GIVEN EXERCISE: List each line of the data that holds the word "name".

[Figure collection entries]
------------------------------

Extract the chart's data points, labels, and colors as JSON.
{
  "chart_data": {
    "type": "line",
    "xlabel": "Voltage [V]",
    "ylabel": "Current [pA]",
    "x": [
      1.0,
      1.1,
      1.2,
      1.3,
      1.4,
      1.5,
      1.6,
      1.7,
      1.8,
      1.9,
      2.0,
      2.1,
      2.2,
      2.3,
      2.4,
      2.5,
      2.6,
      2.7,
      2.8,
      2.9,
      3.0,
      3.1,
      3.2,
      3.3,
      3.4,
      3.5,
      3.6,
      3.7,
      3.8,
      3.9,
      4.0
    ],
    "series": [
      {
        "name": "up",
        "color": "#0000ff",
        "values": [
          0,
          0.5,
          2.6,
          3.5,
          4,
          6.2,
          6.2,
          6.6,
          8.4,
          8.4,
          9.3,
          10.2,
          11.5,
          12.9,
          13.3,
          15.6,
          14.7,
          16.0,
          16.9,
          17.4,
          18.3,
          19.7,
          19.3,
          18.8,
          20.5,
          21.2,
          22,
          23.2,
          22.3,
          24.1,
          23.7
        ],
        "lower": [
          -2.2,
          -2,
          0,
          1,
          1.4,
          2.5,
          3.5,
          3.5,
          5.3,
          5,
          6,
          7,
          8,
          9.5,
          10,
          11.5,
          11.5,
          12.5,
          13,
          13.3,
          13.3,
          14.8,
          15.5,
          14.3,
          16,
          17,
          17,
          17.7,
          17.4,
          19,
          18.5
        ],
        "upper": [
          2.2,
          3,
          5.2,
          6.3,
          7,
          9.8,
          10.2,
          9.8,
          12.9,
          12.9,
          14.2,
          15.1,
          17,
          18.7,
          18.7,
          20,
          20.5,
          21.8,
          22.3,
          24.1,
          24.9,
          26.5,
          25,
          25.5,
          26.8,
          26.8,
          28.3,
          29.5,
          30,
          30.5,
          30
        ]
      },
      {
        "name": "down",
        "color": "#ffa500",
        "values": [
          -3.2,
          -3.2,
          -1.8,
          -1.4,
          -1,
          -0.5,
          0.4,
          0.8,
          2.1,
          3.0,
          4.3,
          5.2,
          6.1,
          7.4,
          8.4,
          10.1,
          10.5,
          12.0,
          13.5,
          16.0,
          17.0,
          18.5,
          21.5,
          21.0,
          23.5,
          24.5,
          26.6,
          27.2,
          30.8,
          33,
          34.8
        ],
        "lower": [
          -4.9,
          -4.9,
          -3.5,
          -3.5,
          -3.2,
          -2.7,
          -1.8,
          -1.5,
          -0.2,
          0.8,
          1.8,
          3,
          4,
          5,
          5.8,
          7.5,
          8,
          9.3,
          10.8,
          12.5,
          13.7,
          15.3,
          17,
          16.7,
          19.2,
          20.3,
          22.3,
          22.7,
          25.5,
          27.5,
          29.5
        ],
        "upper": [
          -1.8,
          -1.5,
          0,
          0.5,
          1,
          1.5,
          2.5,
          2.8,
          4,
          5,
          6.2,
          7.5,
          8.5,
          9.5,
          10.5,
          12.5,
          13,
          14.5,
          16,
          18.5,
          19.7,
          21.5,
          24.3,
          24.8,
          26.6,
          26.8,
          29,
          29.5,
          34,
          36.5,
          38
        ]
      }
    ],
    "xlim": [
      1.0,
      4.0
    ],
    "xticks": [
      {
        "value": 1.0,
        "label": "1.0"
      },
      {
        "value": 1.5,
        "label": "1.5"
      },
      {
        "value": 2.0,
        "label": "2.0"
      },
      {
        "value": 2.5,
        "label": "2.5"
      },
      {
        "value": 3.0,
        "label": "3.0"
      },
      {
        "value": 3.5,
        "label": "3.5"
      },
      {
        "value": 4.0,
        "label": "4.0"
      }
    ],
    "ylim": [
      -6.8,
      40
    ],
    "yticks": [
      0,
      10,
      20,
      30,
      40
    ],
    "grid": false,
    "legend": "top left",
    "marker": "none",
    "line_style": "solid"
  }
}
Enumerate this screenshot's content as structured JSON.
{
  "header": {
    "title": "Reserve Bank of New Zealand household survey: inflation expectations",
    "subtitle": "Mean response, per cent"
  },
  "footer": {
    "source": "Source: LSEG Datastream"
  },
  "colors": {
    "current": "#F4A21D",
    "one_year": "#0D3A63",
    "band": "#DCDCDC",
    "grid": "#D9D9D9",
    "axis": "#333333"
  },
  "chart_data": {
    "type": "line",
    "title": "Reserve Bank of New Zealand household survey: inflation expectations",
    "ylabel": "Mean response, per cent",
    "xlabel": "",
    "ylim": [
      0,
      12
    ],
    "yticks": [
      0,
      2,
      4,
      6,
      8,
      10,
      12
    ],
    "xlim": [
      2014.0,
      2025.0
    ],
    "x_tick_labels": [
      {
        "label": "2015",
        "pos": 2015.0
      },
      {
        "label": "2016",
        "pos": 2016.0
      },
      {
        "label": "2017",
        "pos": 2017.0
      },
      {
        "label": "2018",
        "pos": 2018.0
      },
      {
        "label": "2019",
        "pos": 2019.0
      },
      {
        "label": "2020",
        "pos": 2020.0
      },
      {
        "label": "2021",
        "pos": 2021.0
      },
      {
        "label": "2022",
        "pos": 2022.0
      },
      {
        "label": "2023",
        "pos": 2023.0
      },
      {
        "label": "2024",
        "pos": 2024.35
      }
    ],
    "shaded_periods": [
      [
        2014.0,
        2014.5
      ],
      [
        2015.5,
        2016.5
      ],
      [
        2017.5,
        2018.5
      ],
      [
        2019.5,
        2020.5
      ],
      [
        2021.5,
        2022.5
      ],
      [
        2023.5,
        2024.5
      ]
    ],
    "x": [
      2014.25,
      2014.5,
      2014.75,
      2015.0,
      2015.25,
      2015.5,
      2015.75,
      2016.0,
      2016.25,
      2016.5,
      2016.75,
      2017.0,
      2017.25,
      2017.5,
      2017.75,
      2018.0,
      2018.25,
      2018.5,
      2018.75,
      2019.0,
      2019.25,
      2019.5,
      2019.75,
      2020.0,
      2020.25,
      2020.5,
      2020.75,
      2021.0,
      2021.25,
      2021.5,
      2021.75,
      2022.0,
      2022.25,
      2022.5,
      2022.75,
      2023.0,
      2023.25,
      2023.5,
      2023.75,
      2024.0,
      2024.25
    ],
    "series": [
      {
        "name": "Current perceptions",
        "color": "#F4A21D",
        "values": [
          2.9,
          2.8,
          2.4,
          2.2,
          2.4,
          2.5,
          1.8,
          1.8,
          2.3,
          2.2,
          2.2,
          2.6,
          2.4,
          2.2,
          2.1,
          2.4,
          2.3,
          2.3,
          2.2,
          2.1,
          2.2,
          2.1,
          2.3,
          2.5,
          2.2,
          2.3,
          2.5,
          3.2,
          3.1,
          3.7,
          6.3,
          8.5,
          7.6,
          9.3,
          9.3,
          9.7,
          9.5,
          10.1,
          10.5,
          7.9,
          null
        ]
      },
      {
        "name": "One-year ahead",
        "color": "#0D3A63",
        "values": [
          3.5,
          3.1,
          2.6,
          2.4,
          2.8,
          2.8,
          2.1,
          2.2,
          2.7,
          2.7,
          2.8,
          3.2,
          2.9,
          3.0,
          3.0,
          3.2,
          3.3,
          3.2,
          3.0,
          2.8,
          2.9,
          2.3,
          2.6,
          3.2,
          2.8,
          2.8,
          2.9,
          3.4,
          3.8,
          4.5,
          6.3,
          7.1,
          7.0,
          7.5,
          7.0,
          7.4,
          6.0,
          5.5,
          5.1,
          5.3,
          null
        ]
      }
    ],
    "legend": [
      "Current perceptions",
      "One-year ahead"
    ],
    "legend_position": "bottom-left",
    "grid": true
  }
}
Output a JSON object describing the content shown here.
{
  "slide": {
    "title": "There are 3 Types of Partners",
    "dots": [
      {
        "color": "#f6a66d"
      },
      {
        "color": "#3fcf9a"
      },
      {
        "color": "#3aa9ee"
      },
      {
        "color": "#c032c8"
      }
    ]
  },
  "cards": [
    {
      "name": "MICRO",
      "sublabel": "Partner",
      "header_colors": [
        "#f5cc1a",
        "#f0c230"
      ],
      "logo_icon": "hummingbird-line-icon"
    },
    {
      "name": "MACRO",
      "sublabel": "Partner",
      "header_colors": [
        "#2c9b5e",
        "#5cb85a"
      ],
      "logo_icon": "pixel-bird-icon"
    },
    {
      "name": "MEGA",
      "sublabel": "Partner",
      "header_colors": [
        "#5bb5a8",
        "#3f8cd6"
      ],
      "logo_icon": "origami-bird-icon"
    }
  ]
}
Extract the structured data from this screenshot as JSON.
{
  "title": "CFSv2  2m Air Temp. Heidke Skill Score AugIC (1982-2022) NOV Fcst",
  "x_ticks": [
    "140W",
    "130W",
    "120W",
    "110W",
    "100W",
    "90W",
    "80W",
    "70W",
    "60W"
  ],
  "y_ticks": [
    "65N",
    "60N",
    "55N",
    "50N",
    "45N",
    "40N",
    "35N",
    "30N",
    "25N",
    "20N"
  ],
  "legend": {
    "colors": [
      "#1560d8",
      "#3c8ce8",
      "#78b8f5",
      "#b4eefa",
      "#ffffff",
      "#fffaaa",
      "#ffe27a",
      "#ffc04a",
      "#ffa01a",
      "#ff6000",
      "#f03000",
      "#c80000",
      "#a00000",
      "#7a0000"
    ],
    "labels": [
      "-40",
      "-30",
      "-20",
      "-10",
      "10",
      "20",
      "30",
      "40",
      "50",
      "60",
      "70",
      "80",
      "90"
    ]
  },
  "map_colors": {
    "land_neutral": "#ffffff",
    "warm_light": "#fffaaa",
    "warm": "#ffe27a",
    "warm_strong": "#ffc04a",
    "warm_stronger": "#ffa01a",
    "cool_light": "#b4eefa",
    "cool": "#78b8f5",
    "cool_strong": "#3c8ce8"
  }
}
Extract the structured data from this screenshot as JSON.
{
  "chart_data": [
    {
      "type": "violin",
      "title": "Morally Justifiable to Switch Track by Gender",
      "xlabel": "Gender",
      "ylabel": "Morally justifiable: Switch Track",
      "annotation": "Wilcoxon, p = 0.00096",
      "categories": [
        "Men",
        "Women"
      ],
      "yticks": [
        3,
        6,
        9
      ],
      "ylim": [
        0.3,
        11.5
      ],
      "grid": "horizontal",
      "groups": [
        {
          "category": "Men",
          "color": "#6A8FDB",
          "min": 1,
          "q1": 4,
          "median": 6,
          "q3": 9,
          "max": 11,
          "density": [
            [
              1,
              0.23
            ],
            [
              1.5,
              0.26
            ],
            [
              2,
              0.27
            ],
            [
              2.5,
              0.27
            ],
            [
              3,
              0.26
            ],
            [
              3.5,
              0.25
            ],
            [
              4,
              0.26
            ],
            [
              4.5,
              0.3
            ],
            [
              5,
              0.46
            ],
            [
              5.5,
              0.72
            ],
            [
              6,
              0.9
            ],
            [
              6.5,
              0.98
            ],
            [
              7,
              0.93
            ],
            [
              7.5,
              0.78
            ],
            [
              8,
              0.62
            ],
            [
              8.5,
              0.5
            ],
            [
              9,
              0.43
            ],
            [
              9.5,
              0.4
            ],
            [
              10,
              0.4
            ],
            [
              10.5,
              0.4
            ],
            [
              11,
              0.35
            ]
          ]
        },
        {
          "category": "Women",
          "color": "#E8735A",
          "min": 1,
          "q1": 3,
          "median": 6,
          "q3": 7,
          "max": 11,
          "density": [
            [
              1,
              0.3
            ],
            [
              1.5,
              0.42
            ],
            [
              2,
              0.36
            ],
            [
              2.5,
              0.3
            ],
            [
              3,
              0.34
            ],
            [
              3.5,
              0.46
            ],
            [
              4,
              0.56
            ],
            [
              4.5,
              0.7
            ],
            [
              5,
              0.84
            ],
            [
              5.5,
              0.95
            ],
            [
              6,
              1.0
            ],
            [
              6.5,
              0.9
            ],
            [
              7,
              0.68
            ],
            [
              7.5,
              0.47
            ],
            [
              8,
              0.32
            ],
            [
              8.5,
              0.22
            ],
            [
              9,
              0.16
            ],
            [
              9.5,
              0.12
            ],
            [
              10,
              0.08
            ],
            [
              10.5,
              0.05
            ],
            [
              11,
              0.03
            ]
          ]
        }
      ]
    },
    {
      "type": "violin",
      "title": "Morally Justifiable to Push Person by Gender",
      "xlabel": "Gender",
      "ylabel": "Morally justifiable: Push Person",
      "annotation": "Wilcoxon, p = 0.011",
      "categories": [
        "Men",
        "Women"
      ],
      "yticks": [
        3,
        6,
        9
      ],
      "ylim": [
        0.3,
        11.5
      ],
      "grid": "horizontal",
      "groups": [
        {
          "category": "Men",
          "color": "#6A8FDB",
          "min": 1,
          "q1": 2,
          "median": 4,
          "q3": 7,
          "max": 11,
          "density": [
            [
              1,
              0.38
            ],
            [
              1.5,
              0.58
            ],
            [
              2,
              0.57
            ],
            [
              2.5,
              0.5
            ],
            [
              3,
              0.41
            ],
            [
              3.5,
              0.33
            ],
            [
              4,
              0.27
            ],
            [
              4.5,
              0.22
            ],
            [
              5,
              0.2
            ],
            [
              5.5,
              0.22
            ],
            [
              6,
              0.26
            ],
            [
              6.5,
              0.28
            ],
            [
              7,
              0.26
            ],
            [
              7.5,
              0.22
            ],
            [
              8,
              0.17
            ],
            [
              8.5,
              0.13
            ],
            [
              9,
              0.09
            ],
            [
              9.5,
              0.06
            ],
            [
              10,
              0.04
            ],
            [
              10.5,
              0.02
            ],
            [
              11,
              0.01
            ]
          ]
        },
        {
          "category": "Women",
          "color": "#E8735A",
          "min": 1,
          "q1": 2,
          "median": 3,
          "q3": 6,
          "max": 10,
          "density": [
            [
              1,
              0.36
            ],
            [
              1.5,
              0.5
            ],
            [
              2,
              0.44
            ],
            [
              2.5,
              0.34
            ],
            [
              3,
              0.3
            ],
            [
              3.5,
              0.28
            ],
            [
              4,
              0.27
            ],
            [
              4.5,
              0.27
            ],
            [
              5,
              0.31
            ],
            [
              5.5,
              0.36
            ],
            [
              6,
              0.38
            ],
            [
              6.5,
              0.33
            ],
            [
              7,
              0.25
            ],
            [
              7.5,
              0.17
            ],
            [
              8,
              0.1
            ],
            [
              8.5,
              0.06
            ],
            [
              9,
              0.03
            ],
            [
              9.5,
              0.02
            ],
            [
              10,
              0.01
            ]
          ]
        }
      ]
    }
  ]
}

------------------------------

FINISHED EXERCISE:
        "name": "up",
        "name": "down",
        "name": "Current perceptions",
        "name": "One-year ahead",
      "name": "MICRO",
      "name": "MACRO",
      "name": "MEGA",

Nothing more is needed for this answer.